#### [What to produce]
Retype the records below exactly as they appear, but leave out any pictures.

++++++++++

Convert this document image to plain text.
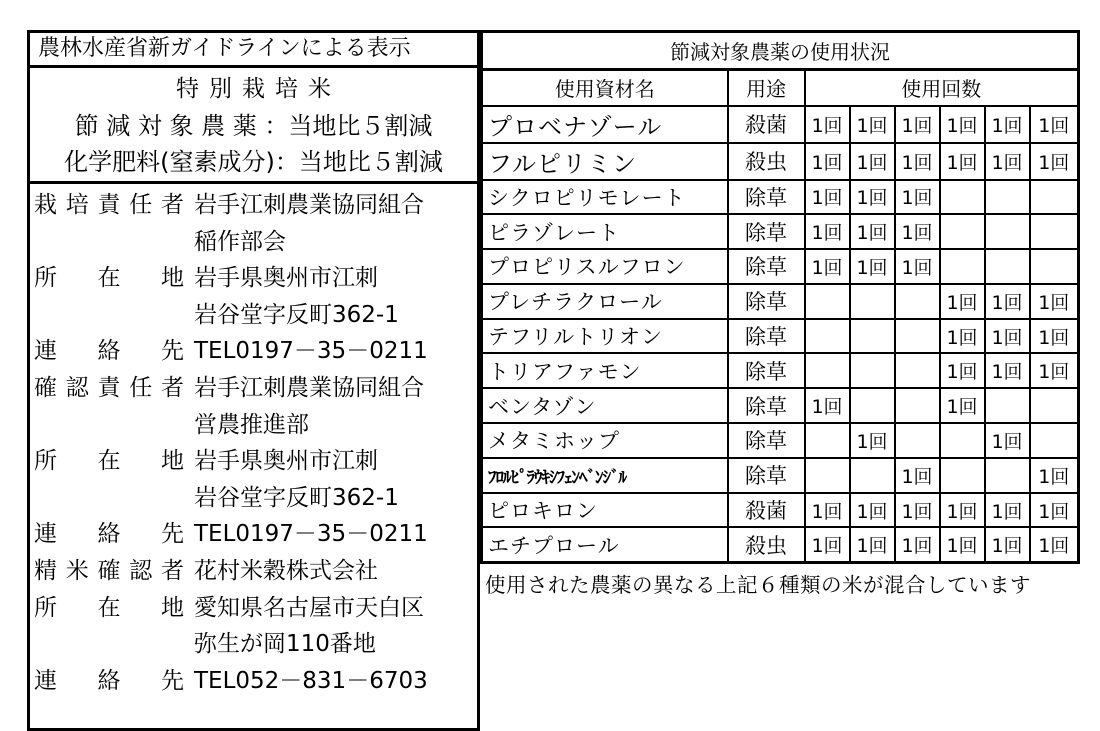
農林水産省新ガイドラインによる表示
特別栽培米
節 減 対 象 農 薬 ：当地比５割減
化学肥料(窒素成分)：当地比５割減
栽 培 責 任 者 岩手江刺農業協同組合
稲作部会
所 在 地 岩手県奥州市江刺
岩谷堂字反町362-1
連 絡 先 TEL0197－35－0211
確 認 責 任 者 岩手江刺農業協同組合
営農推進部
所 在 地 岩手県奥州市江刺
岩谷堂字反町362-1
連 絡 先 TEL0197－35－0211
精 米 確 認 者 花村米穀株式会社
所 在 地 愛知県名古屋市天白区
弥生が岡110番地
連 絡 先 TEL052－831－6703
節減対象農薬の使用状況							
使用資材名	用途	使用回数					
プロベナゾール	殺菌	1回	1回	1回	1回	1回	1回
フルピリミン	殺虫	1回	1回	1回	1回	1回	1回
シクロピリモレート	除草	1回	1回	1回			
ピラゾレート	除草	1回	1回	1回			
プロピリスルフロン	除草	1回	1回	1回			
プレチラクロール	除草				1回	1回	1回
テフリルトリオン	除草				1回	1回	1回
トリアファモン	除草				1回	1回	1回
ベンタゾン	除草	1回			1回		
メタミホップ	除草		1回			1回	
ﾌﾛﾙﾋﾟﾗｳｷｼﾌｪﾝﾍﾞﾝｼﾞﾙ	除草			1回			1回
ピロキロン	殺菌	1回	1回	1回	1回	1回	1回
エチプロール	殺虫	1回	1回	1回	1回	1回	1回
使用された農薬の異なる上記６種類の米が混合しています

++++++++++

#### [Output of the exercise]
Convert this document image to plain text.
農林水産省新ガイドラインによる表示
特別栽培米
節 減 対 象 農 薬 ：当地比５割減
化学肥料(窒素成分)：当地比５割減
栽 培 責 任 者 岩手江刺農業協同組合
稲作部会
所 在 地 岩手県奥州市江刺
岩谷堂字反町362-1
連 絡 先 TEL0197－35－0211
確 認 責 任 者 岩手江刺農業協同組合
営農推進部
所 在 地 岩手県奥州市江刺
岩谷堂字反町362-1
連 絡 先 TEL0197－35－0211
精 米 確 認 者 花村米穀株式会社
所 在 地 愛知県名古屋市天白区
弥生が岡110番地
連 絡 先 TEL052－831－6703
節減対象農薬の使用状況							
使用資材名	用途	使用回数					
プロベナゾール	殺菌	1回	1回	1回	1回	1回	1回
フルピリミン	殺虫	1回	1回	1回	1回	1回	1回
シクロピリモレート	除草	1回	1回	1回			
ピラゾレート	除草	1回	1回	1回			
プロピリスルフロン	除草	1回	1回	1回			
プレチラクロール	除草				1回	1回	1回
テフリルトリオン	除草				1回	1回	1回
トリアファモン	除草				1回	1回	1回
ベンタゾン	除草	1回			1回		
メタミホップ	除草		1回			1回	
ﾌﾛﾙﾋﾟﾗｳｷｼﾌｪﾝﾍﾞﾝｼﾞﾙ	除草			1回			1回
ピロキロン	殺菌	1回	1回	1回	1回	1回	1回
エチプロール	殺虫	1回	1回	1回	1回	1回	1回
使用された農薬の異なる上記６種類の米が混合しています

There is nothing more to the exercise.